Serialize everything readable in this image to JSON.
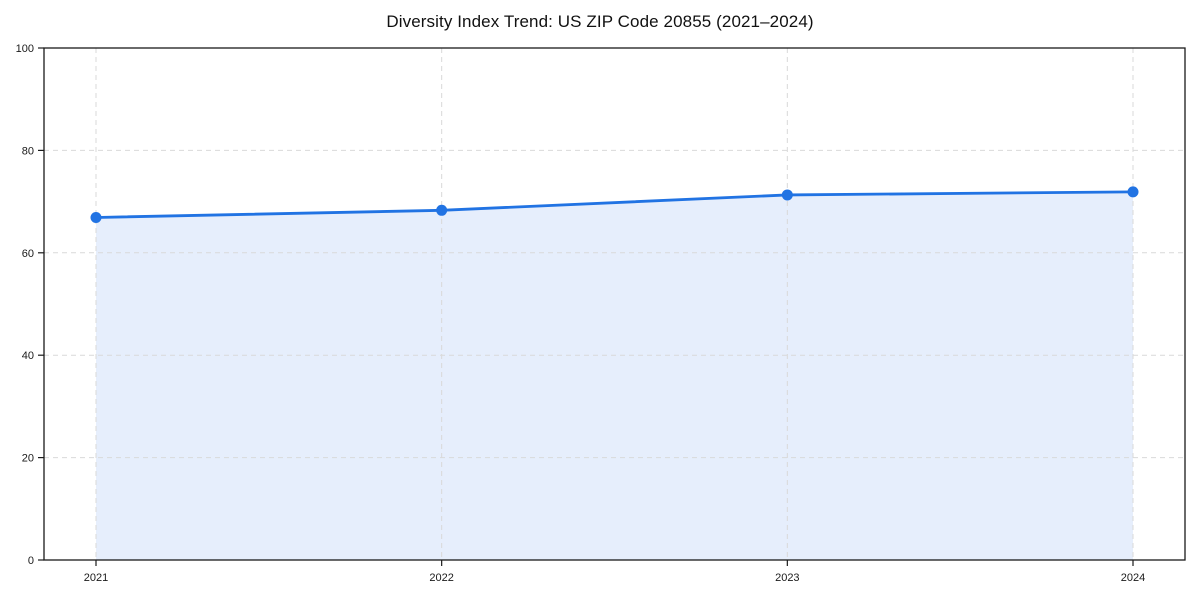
{
  "page": {
    "background": "#ffffff"
  },
  "chart_data": {
    "type": "area",
    "title": "Diversity Index Trend: US ZIP Code 20855 (2021–2024)",
    "x": [
      2021,
      2022,
      2023,
      2024
    ],
    "xtick_labels": [
      "2021",
      "2022",
      "2023",
      "2024"
    ],
    "series": [
      {
        "name": "Diversity Index",
        "values": [
          66.9,
          68.3,
          71.3,
          71.9
        ]
      }
    ],
    "xlabel": "",
    "ylabel": "",
    "ylim": [
      0,
      100
    ],
    "yticks": [
      0,
      20,
      40,
      60,
      80,
      100
    ],
    "grid": true,
    "grid_style": "dashed",
    "legend": "none",
    "colors": {
      "line": "#2173e3",
      "marker": "#2173e3",
      "fill": "#e6eefc",
      "grid": "#d9d9d9",
      "spine": "#1a1a1a",
      "text": "#1a1a1a"
    }
  }
}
-*-*-
▶ **To be done**
Each line in the entries above that includes the string "Index" should be extracted.

▶ **In response**
    "title": "Diversity Index Trend: US ZIP Code 20855 (2021–2024)",
        "name": "Diversity Index",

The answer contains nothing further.